===== Records for this task

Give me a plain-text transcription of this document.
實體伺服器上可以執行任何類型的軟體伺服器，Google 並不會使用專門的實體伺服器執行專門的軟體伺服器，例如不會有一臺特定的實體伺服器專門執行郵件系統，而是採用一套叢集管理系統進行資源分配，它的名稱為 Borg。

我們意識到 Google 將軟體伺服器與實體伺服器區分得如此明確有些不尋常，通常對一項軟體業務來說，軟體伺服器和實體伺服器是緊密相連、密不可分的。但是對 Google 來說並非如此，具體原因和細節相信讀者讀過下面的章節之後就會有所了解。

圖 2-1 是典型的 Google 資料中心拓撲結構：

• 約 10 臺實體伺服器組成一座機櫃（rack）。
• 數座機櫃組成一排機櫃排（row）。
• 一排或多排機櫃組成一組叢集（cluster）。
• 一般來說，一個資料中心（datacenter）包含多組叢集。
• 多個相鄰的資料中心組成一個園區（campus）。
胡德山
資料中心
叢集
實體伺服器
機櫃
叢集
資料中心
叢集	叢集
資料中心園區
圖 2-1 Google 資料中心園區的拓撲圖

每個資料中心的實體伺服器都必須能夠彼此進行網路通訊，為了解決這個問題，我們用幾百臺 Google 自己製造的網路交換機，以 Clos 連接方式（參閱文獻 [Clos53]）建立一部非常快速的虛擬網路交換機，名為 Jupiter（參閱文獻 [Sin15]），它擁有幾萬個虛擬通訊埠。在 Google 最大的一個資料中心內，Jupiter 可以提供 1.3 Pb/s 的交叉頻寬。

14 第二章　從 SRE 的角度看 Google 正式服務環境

==========

- [Instructions to follow]
Determine how many lines in the records contain "Google", and reply with the number only.

- [Expected answer]
6